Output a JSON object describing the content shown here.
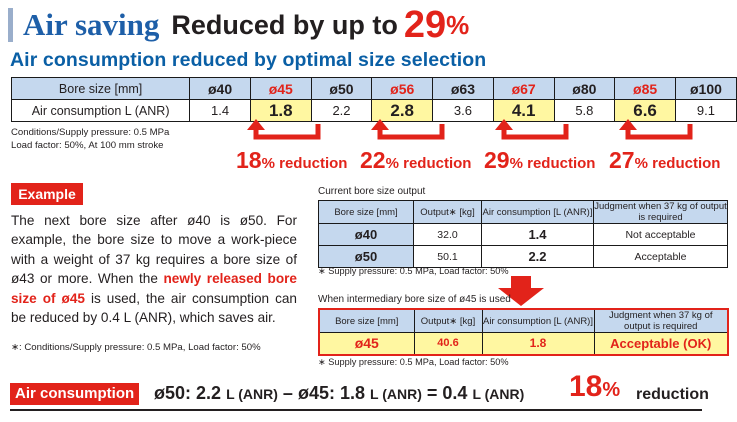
{
  "header": {
    "title_main": "Air saving",
    "title_reduced": "Reduced by up to",
    "title_pct_num": "29",
    "title_pct_sym": "%"
  },
  "subtitle": "Air consumption reduced by optimal size selection",
  "top_table": {
    "row1_label": "Bore size [mm]",
    "row2_label": "Air consumption L (ANR)",
    "sizes": [
      "ø40",
      "ø45",
      "ø50",
      "ø56",
      "ø63",
      "ø67",
      "ø80",
      "ø85",
      "ø100"
    ],
    "values": [
      "1.4",
      "1.8",
      "2.2",
      "2.8",
      "3.6",
      "4.1",
      "5.8",
      "6.6",
      "9.1"
    ]
  },
  "conditions": {
    "line1": "Conditions/Supply pressure: 0.5 MPa",
    "line2": "Load factor: 50%, At 100 mm stroke"
  },
  "reductions": [
    {
      "num": "18",
      "pct": "%",
      "word": " reduction"
    },
    {
      "num": "22",
      "pct": "%",
      "word": " reduction"
    },
    {
      "num": "29",
      "pct": "%",
      "word": " reduction"
    },
    {
      "num": "27",
      "pct": "%",
      "word": " reduction"
    }
  ],
  "example": {
    "badge": "Example",
    "text_before": "The next bore size after ø40 is ø50. For example, the bore size to move a work-piece with a weight of 37 kg requires a bore size of ø43 or more. When the ",
    "text_red": "newly released bore size of ø45",
    "text_after": " is used, the air consumption can be reduced by 0.4 L (ANR), which saves air.",
    "note": "∗: Conditions/Supply pressure: 0.5 MPa, Load factor: 50%"
  },
  "table1": {
    "caption": "Current bore size output",
    "headers": [
      "Bore size [mm]",
      "Output∗ [kg]",
      "Air consumption [L (ANR)]",
      "Judgment when 37 kg of output is required"
    ],
    "rows": [
      [
        "ø40",
        "32.0",
        "1.4",
        "Not acceptable"
      ],
      [
        "ø50",
        "50.1",
        "2.2",
        "Acceptable"
      ]
    ],
    "footnote": "∗ Supply pressure: 0.5 MPa, Load factor: 50%"
  },
  "table2": {
    "caption": "When intermediary bore size of ø45 is used",
    "headers": [
      "Bore size [mm]",
      "Output∗ [kg]",
      "Air consumption [L (ANR)]",
      "Judgment when 37 kg of output is required"
    ],
    "row": [
      "ø45",
      "40.6",
      "1.8",
      "Acceptable (OK)"
    ],
    "footnote": "∗ Supply pressure: 0.5 MPa, Load factor: 50%"
  },
  "bottom": {
    "badge": "Air consumption",
    "f_part1": "ø50: 2.2",
    "f_unit1": "L (ANR)",
    "f_minus": "–",
    "f_part2": "ø45: 1.8",
    "f_unit2": "L (ANR)",
    "f_eq": "= 0.4",
    "f_unit3": "L (ANR)",
    "pct_num": "18",
    "pct_sym": "%",
    "word": "reduction"
  },
  "colors": {
    "accent_red": "#e2231a",
    "title_blue": "#1e5fa8",
    "header_blue": "#c5d8ee",
    "highlight_yellow": "#fff7a1"
  }
}
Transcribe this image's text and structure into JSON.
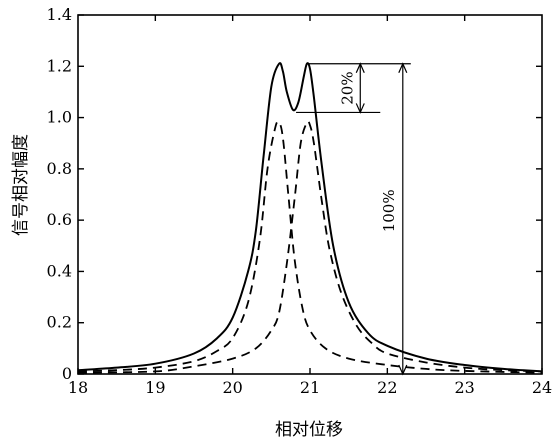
* * *
Instruction
Out of the material above, select every line that holds the string "caption".

Answer to the problem
    "caption": "Current bore size output",
    "caption": "When intermediary bore size of ø45 is used",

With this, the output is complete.